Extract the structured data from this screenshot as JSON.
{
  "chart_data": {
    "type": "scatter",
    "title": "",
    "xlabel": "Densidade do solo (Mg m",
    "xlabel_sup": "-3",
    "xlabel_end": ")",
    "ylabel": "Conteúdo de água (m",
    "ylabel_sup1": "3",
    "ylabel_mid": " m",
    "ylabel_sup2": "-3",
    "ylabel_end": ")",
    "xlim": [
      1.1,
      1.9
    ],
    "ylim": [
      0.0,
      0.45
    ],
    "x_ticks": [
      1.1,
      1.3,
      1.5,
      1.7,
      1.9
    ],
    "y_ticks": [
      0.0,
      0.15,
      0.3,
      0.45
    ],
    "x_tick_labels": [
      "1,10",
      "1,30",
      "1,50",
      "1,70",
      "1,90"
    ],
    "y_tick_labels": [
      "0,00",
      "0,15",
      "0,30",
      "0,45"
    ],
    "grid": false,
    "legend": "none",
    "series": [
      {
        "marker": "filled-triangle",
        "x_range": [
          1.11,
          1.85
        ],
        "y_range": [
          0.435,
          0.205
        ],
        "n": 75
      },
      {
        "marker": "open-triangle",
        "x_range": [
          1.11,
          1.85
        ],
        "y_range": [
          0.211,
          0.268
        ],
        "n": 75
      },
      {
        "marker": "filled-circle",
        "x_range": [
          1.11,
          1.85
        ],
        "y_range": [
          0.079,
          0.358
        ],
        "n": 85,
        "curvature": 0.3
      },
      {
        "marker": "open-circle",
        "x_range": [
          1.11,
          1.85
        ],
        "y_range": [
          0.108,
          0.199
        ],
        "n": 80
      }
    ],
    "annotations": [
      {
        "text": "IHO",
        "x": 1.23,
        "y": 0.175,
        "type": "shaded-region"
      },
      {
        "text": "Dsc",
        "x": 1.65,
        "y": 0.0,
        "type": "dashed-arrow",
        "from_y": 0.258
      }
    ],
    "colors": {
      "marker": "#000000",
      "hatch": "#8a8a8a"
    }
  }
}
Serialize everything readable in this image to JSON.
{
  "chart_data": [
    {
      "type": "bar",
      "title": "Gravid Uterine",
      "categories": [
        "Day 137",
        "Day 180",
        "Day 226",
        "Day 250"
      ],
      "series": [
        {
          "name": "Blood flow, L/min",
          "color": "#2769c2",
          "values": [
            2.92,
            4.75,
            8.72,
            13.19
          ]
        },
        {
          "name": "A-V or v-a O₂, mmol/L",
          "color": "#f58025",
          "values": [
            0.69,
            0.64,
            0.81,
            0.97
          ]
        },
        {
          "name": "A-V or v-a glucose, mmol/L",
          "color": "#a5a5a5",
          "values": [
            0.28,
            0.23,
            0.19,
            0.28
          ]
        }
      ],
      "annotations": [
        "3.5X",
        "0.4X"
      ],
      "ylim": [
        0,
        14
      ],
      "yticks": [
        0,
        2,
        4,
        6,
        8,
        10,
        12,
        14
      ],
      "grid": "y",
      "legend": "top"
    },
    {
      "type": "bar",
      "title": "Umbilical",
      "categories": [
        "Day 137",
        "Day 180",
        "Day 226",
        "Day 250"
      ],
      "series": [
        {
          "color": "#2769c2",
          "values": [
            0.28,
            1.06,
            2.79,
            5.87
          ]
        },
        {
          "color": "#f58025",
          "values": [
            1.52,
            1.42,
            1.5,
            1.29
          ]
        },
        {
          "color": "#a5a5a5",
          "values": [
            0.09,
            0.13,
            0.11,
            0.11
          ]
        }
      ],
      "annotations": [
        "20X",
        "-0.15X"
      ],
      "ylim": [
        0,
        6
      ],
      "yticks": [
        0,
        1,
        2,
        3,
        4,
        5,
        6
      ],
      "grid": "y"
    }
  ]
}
══════════
• **PROBLEM TO WORK ON**
Write out every record shown above, word for word.

• **ANSWER FOR THE TASK**
Extract the structured data from this screenshot as JSON.
{
  "chart_data": {
    "type": "scatter",
    "title": "",
    "xlabel": "Densidade do solo (Mg m",
    "xlabel_sup": "-3",
    "xlabel_end": ")",
    "ylabel": "Conteúdo de água (m",
    "ylabel_sup1": "3",
    "ylabel_mid": " m",
    "ylabel_sup2": "-3",
    "ylabel_end": ")",
    "xlim": [
      1.1,
      1.9
    ],
    "ylim": [
      0.0,
      0.45
    ],
    "x_ticks": [
      1.1,
      1.3,
      1.5,
      1.7,
      1.9
    ],
    "y_ticks": [
      0.0,
      0.15,
      0.3,
      0.45
    ],
    "x_tick_labels": [
      "1,10",
      "1,30",
      "1,50",
      "1,70",
      "1,90"
    ],
    "y_tick_labels": [
      "0,00",
      "0,15",
      "0,30",
      "0,45"
    ],
    "grid": false,
    "legend": "none",
    "series": [
      {
        "marker": "filled-triangle",
        "x_range": [
          1.11,
          1.85
        ],
        "y_range": [
          0.435,
          0.205
        ],
        "n": 75
      },
      {
        "marker": "open-triangle",
        "x_range": [
          1.11,
          1.85
        ],
        "y_range": [
          0.211,
          0.268
        ],
        "n": 75
      },
      {
        "marker": "filled-circle",
        "x_range": [
          1.11,
          1.85
        ],
        "y_range": [
          0.079,
          0.358
        ],
        "n": 85,
        "curvature": 0.3
      },
      {
        "marker": "open-circle",
        "x_range": [
          1.11,
          1.85
        ],
        "y_range": [
          0.108,
          0.199
        ],
        "n": 80
      }
    ],
    "annotations": [
      {
        "text": "IHO",
        "x": 1.23,
        "y": 0.175,
        "type": "shaded-region"
      },
      {
        "text": "Dsc",
        "x": 1.65,
        "y": 0.0,
        "type": "dashed-arrow",
        "from_y": 0.258
      }
    ],
    "colors": {
      "marker": "#000000",
      "hatch": "#8a8a8a"
    }
  }
}
Serialize everything readable in this image to JSON.
{
  "chart_data": [
    {
      "type": "bar",
      "title": "Gravid Uterine",
      "categories": [
        "Day 137",
        "Day 180",
        "Day 226",
        "Day 250"
      ],
      "series": [
        {
          "name": "Blood flow, L/min",
          "color": "#2769c2",
          "values": [
            2.92,
            4.75,
            8.72,
            13.19
          ]
        },
        {
          "name": "A-V or v-a O₂, mmol/L",
          "color": "#f58025",
          "values": [
            0.69,
            0.64,
            0.81,
            0.97
          ]
        },
        {
          "name": "A-V or v-a glucose, mmol/L",
          "color": "#a5a5a5",
          "values": [
            0.28,
            0.23,
            0.19,
            0.28
          ]
        }
      ],
      "annotations": [
        "3.5X",
        "0.4X"
      ],
      "ylim": [
        0,
        14
      ],
      "yticks": [
        0,
        2,
        4,
        6,
        8,
        10,
        12,
        14
      ],
      "grid": "y",
      "legend": "top"
    },
    {
      "type": "bar",
      "title": "Umbilical",
      "categories": [
        "Day 137",
        "Day 180",
        "Day 226",
        "Day 250"
      ],
      "series": [
        {
          "color": "#2769c2",
          "values": [
            0.28,
            1.06,
            2.79,
            5.87
          ]
        },
        {
          "color": "#f58025",
          "values": [
            1.52,
            1.42,
            1.5,
            1.29
          ]
        },
        {
          "color": "#a5a5a5",
          "values": [
            0.09,
            0.13,
            0.11,
            0.11
          ]
        }
      ],
      "annotations": [
        "20X",
        "-0.15X"
      ],
      "ylim": [
        0,
        6
      ],
      "yticks": [
        0,
        1,
        2,
        3,
        4,
        5,
        6
      ],
      "grid": "y"
    }
  ]
}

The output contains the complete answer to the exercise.